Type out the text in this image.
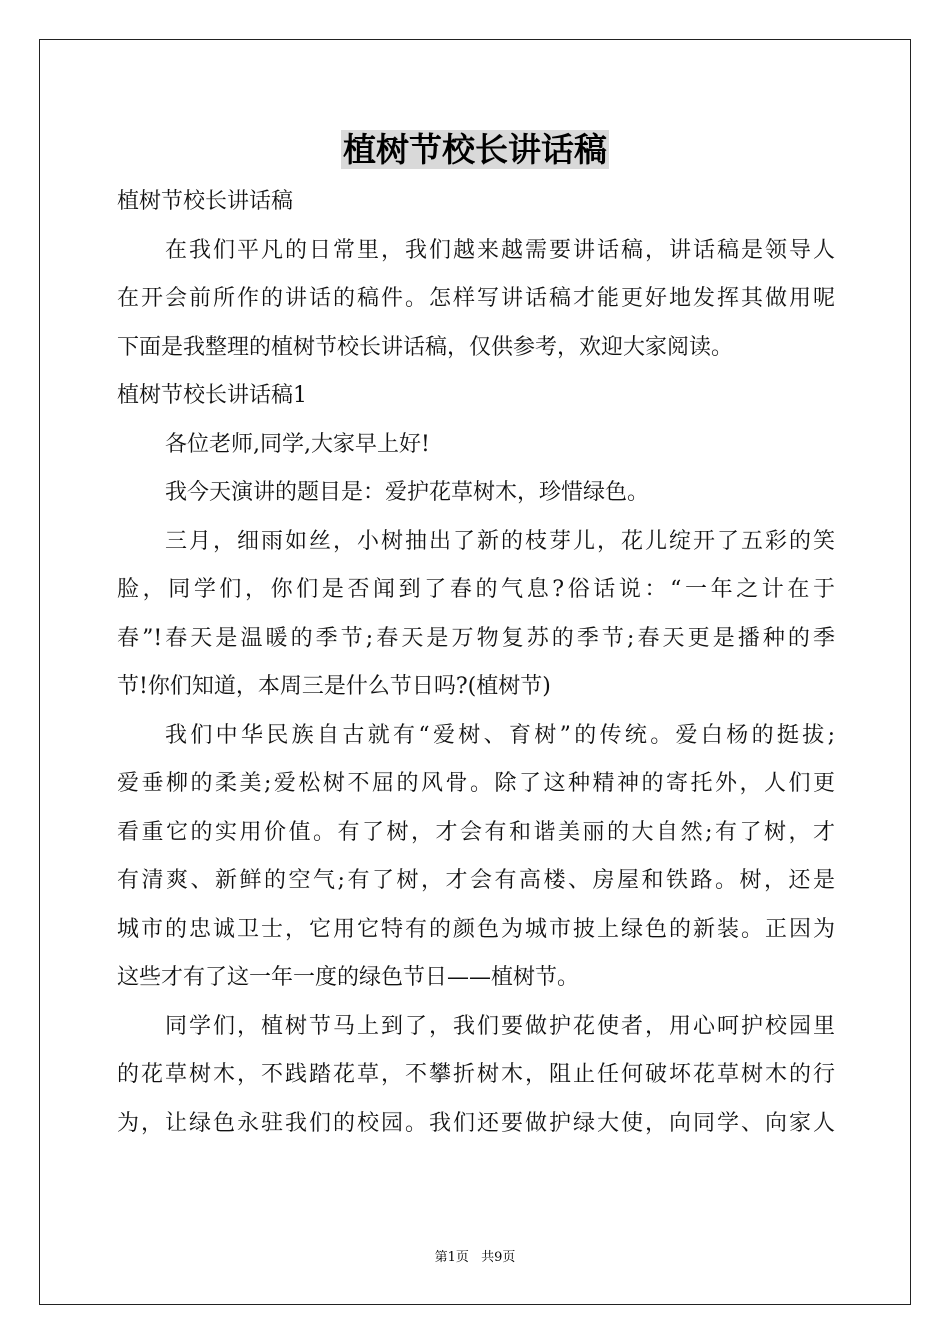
植树节校长讲话稿
植树节校长讲话稿
在我们平凡的日常里，我们越来越需要讲话稿，讲话稿是领导人
在开会前所作的讲话的稿件。怎样写讲话稿才能更好地发挥其做用呢
下面是我整理的植树节校长讲话稿，仅供参考，欢迎大家阅读。
植树节校长讲话稿1
各位老师,同学,大家早上好!
我今天演讲的题目是：爱护花草树木，珍惜绿色。
三月，细雨如丝，小树抽出了新的枝芽儿，花儿绽开了五彩的笑
脸，同学们，你们是否闻到了春的气息?俗话说：“一年之计在于
春”!春天是温暖的季节;春天是万物复苏的季节;春天更是播种的季
节!你们知道，本周三是什么节日吗?(植树节)
我们中华民族自古就有“爱树、育树”的传统。爱白杨的挺拔;
爱垂柳的柔美;爱松树不屈的风骨。除了这种精神的寄托外，人们更
看重它的实用价值。有了树，才会有和谐美丽的大自然;有了树，才
有清爽、新鲜的空气;有了树，才会有高楼、房屋和铁路。树，还是
城市的忠诚卫士，它用它特有的颜色为城市披上绿色的新装。正因为
这些才有了这一年一度的绿色节日——植树节。
同学们，植树节马上到了，我们要做护花使者，用心呵护校园里
的花草树木，不践踏花草，不攀折树木，阻止任何破坏花草树木的行
为，让绿色永驻我们的校园。我们还要做护绿大使，向同学、向家人
第1页 共9页
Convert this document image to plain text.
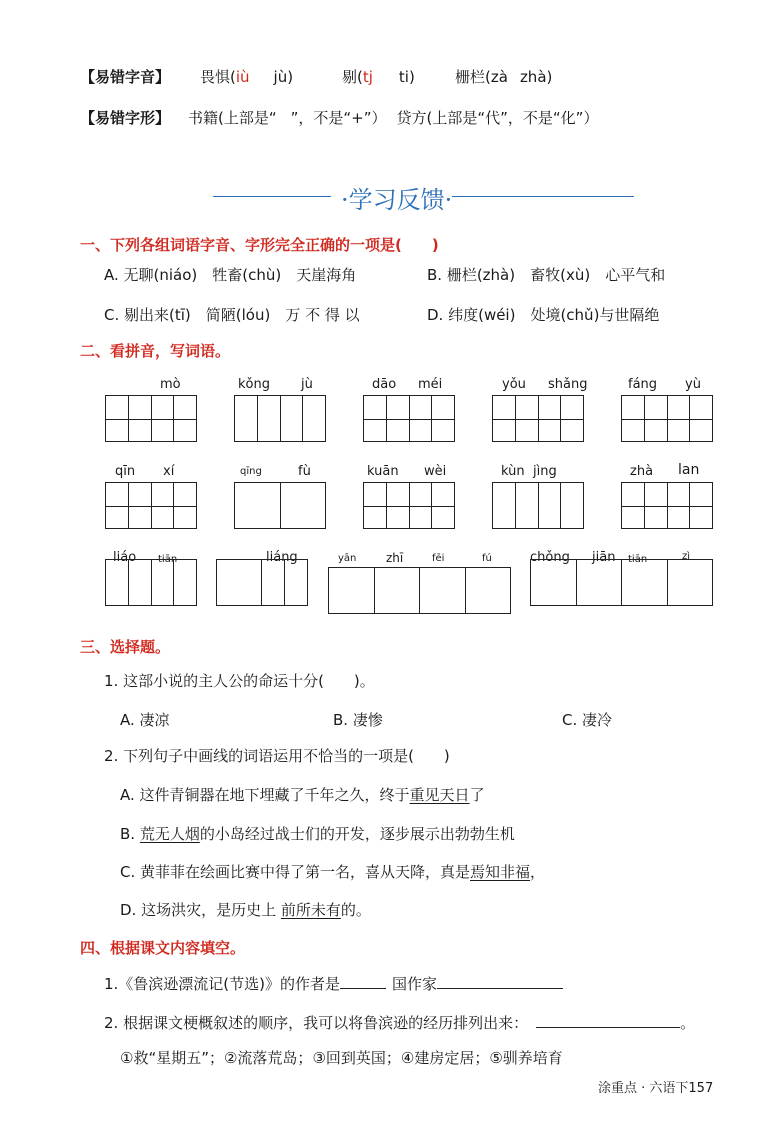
【易错字音】 畏惧(iù jù)	剔(tj ti)	栅栏(zà zhà)
【易错字形】 书籍(上部是“ ”，不是“+”） 贷方(上部是“代”，不是“化”）
·学习反馈·
一、下列各组词语字音、字形完全正确的一项是(　　)
A. 无聊(niáo)　牲畜(chù)　天崖海角	B. 栅栏(zhà)　畜牧(xù)　心平气和
C. 剔出来(tī)　简陋(lóu)　万 不 得 以	D. 纬度(wéi)　处境(chǔ)与世隔绝
二、看拼音，写词语。
mò	kǒng jù	dāo méi	yǒu shǎng	fáng yù
qīn xí	qīng	fù	kuān wèi	kùn jìng	zhà lan
liáo tiān	liáng	yān zhī	fēi	fú	chǒng jiān tiān	zì
三、选择题。
1. 这部小说的主人公的命运十分(　　)。
A. 凄凉	B. 凄惨	C. 凄冷
2. 下列句子中画线的词语运用不恰当的一项是(　　)
A. 这件青铜器在地下埋藏了千年之久，终于重见天日了
B. 荒无人烟的小岛经过战士们的开发，逐步展示出勃勃生机
C. 黄菲菲在绘画比赛中得了第一名，喜从天降，真是焉知非福，
D. 这场洪灾，是历史上 前所未有的。
四、根据课文内容填空。
1.《鲁滨逊漂流记(节选)》的作者是	国作家
2. 根据课文梗概叙述的顺序，我可以将鲁滨逊的经历排列出来：	。
①救“星期五”；②流落荒岛；③回到英国；④建房定居；⑤驯养培育
涂重点 · 六语下157
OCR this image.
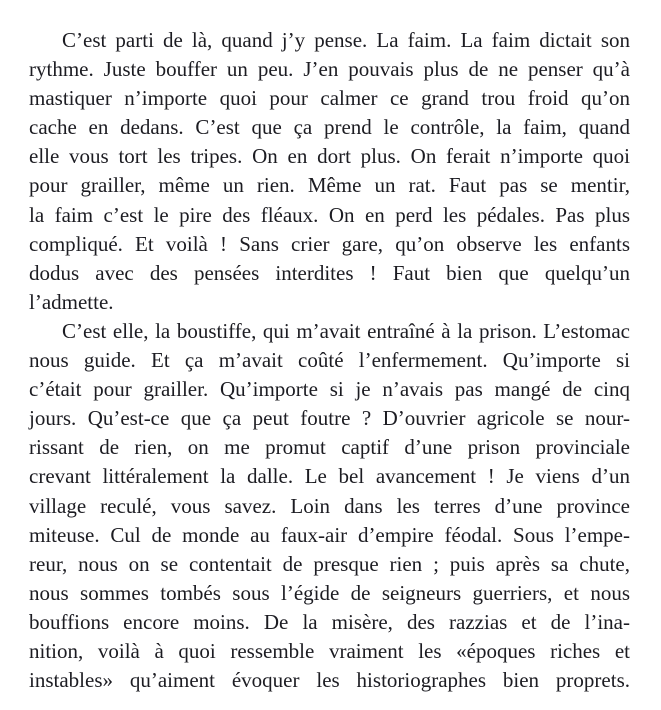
C’est parti de là, quand j’y pense. La faim. La faim dictait son
rythme. Juste bouffer un peu. J’en pouvais plus de ne penser qu’à
mastiquer n’importe quoi pour calmer ce grand trou froid qu’on
cache en dedans. C’est que ça prend le contrôle, la faim, quand
elle vous tort les tripes. On en dort plus. On ferait n’importe quoi
pour grailler, même un rien. Même un rat. Faut pas se mentir,
la faim c’est le pire des fléaux. On en perd les pédales. Pas plus
compliqué. Et voilà ! Sans crier gare, qu’on observe les enfants
dodus avec des pensées interdites ! Faut bien que quelqu’un
l’admette.

C’est elle, la boustiffe, qui m’avait entraîné à la prison. L’estomac
nous guide. Et ça m’avait coûté l’enfermement. Qu’importe si
c’était pour grailler. Qu’importe si je n’avais pas mangé de cinq
jours. Qu’est-ce que ça peut foutre ? D’ouvrier agricole se nour-
rissant de rien, on me promut captif d’une prison provinciale
crevant littéralement la dalle. Le bel avancement ! Je viens d’un
village reculé, vous savez. Loin dans les terres d’une province
miteuse. Cul de monde au faux-air d’empire féodal. Sous l’empe-
reur, nous on se contentait de presque rien ; puis après sa chute,
nous sommes tombés sous l’égide de seigneurs guerriers, et nous
bouffions encore moins. De la misère, des razzias et de l’ina-
nition, voilà à quoi ressemble vraiment les «époques riches et
instables» qu’aiment évoquer les historiographes bien proprets.
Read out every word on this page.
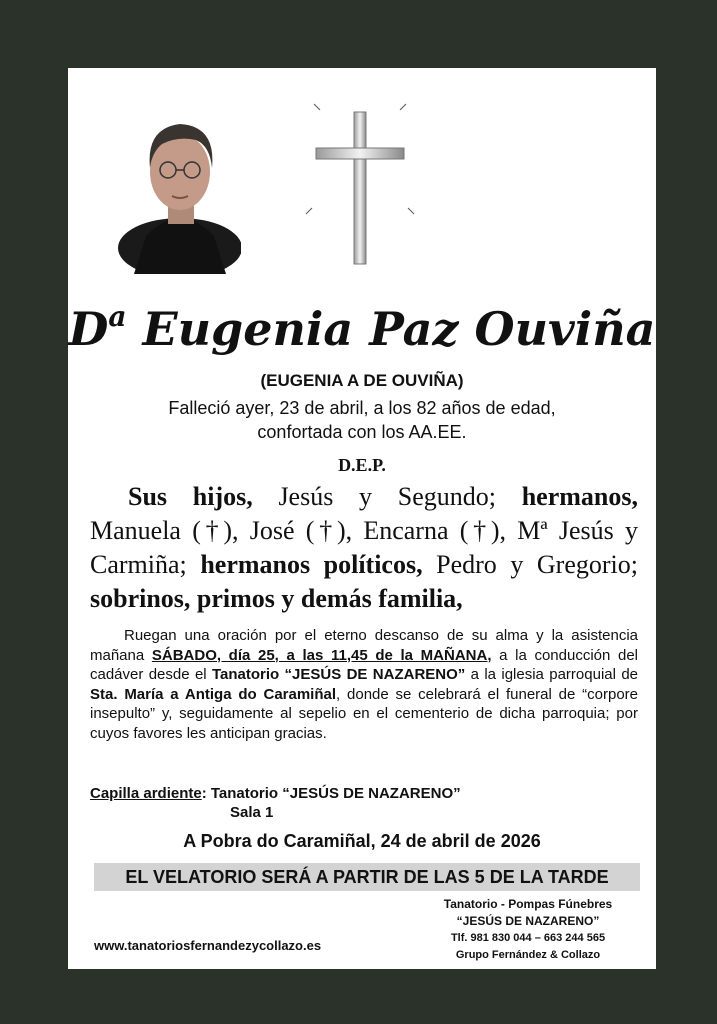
$D^a$ Eugenia Paz Ouviña
(EUGENIA A DE OUVIÑA)
Falleció ayer, 23 de abril, a los 82 años de edad,
confortada con los AA.EE.
D.E.P.
Sus hijos, Jesús y Segundo; hermanos, Manuela (†), José (†), Encarna (†), Mª Jesús y Carmiña; hermanos políticos, Pedro y Gregorio; sobrinos, primos y demás familia,
Ruegan una oración por el eterno descanso de su alma y la asistencia mañana SÁBADO, día 25, a las 11,45 de la MAÑANA, a la conducción del cadáver desde el Tanatorio “JESÚS DE NAZARENO” a la iglesia parroquial de Sta. María a Antiga do Caramiñal, donde se celebrará el funeral de “corpore insepulto” y, seguidamente al sepelio en el cementerio de dicha parroquia; por cuyos favores les anticipan gracias.
Capilla ardiente: Tanatorio “JESÚS DE NAZARENO”
Sala 1
A Pobra do Caramiñal, 24 de abril de 2026
EL VELATORIO SERÁ A PARTIR DE LAS 5 DE LA TARDE
Tanatorio - Pompas Fúnebres
“JESÚS DE NAZARENO”
Tlf. 981 830 044 – 663 244 565
Grupo Fernández & Collazo
www.tanatoriosfernandezycollazo.es
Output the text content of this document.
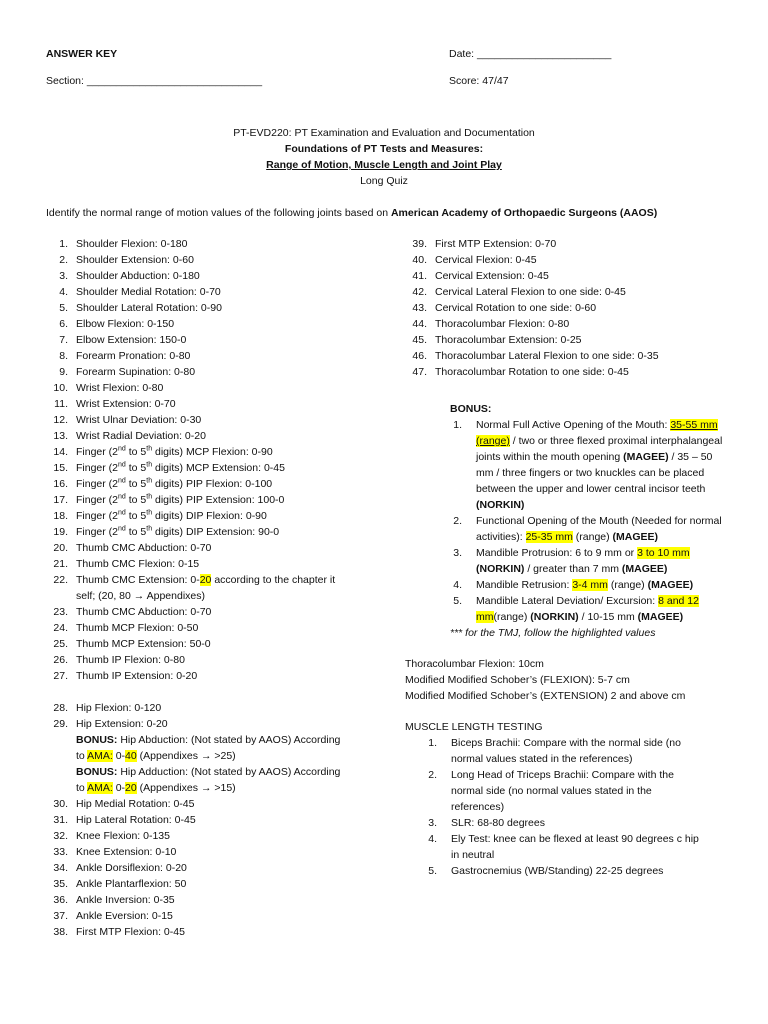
ANSWER KEY	Date: _______________________
Section: ______________________________	Score: 47/47
PT-EVD220: PT Examination and Evaluation and Documentation
Foundations of PT Tests and Measures:
Range of Motion, Muscle Length and Joint Play
Long Quiz
Identify the normal range of motion values of the following joints based on American Academy of Orthopaedic Surgeons (AAOS)
1. Shoulder Flexion: 0-180
2. Shoulder Extension: 0-60
3. Shoulder Abduction: 0-180
4. Shoulder Medial Rotation: 0-70
5. Shoulder Lateral Rotation: 0-90
6. Elbow Flexion: 0-150
7. Elbow Extension: 150-0
8. Forearm Pronation: 0-80
9. Forearm Supination: 0-80
10. Wrist Flexion: 0-80
11. Wrist Extension: 0-70
12. Wrist Ulnar Deviation: 0-30
13. Wrist Radial Deviation: 0-20
14. Finger (2nd to 5th digits) MCP Flexion: 0-90
15. Finger (2nd to 5th digits) MCP Extension: 0-45
16. Finger (2nd to 5th digits) PIP Flexion: 0-100
17. Finger (2nd to 5th digits) PIP Extension: 100-0
18. Finger (2nd to 5th digits) DIP Flexion: 0-90
19. Finger (2nd to 5th digits) DIP Extension: 90-0
20. Thumb CMC Abduction: 0-70
21. Thumb CMC Flexion: 0-15
22. Thumb CMC Extension: 0-20 according to the chapter it
self; (20, 80 → Appendixes)
23. Thumb CMC Abduction: 0-70
24. Thumb MCP Flexion: 0-50
25. Thumb MCP Extension: 50-0
26. Thumb IP Flexion: 0-80
27. Thumb IP Extension: 0-20
28. Hip Flexion: 0-120
29. Hip Extension: 0-20
BONUS: Hip Abduction: (Not stated by AAOS) According
to AMA: 0-40 (Appendixes → >25)
BONUS: Hip Adduction: (Not stated by AAOS) According
to AMA: 0-20 (Appendixes → >15)
30. Hip Medial Rotation: 0-45
31. Hip Lateral Rotation: 0-45
32. Knee Flexion: 0-135
33. Knee Extension: 0-10
34. Ankle Dorsiflexion: 0-20
35. Ankle Plantarflexion: 50
36. Ankle Inversion: 0-35
37. Ankle Eversion: 0-15
38. First MTP Flexion: 0-45
39. First MTP Extension: 0-70
40. Cervical Flexion: 0-45
41. Cervical Extension: 0-45
42. Cervical Lateral Flexion to one side: 0-45
43. Cervical Rotation to one side: 0-60
44. Thoracolumbar Flexion: 0-80
45. Thoracolumbar Extension: 0-25
46. Thoracolumbar Lateral Flexion to one side: 0-35
47. Thoracolumbar Rotation to one side: 0-45
BONUS:
1. Normal Full Active Opening of the Mouth: 35-55 mm (range) / two or three flexed proximal interphalangeal joints within the mouth opening (MAGEE) / 35 – 50 mm / three fingers or two knuckles can be placed between the upper and lower central incisor teeth (NORKIN)
2. Functional Opening of the Mouth (Needed for normal activities): 25-35 mm (range) (MAGEE)
3. Mandible Protrusion: 6 to 9 mm or 3 to 10 mm (NORKIN) / greater than 7 mm (MAGEE)
4. Mandible Retrusion: 3-4 mm (range) (MAGEE)
5. Mandible Lateral Deviation/ Excursion: 8 and 12 mm(range) (NORKIN) / 10-15 mm (MAGEE)
*** for the TMJ, follow the highlighted values
Thoracolumbar Flexion: 10cm
Modified Modified Schober’s (FLEXION): 5-7 cm
Modified Modified Schober’s (EXTENSION) 2 and above cm
MUSCLE LENGTH TESTING
1. Biceps Brachii: Compare with the normal side (no normal values stated in the references)
2. Long Head of Triceps Brachii: Compare with the normal side (no normal values stated in the references)
3. SLR: 68-80 degrees
4. Ely Test: knee can be flexed at least 90 degrees c hip in neutral
5. Gastrocnemius (WB/Standing) 22-25 degrees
════════════════════
§ **What you are asked to do**:
In how many lines of the data does the string "importe" appear? Give only the number.

§ **Answer for this exercise**:
4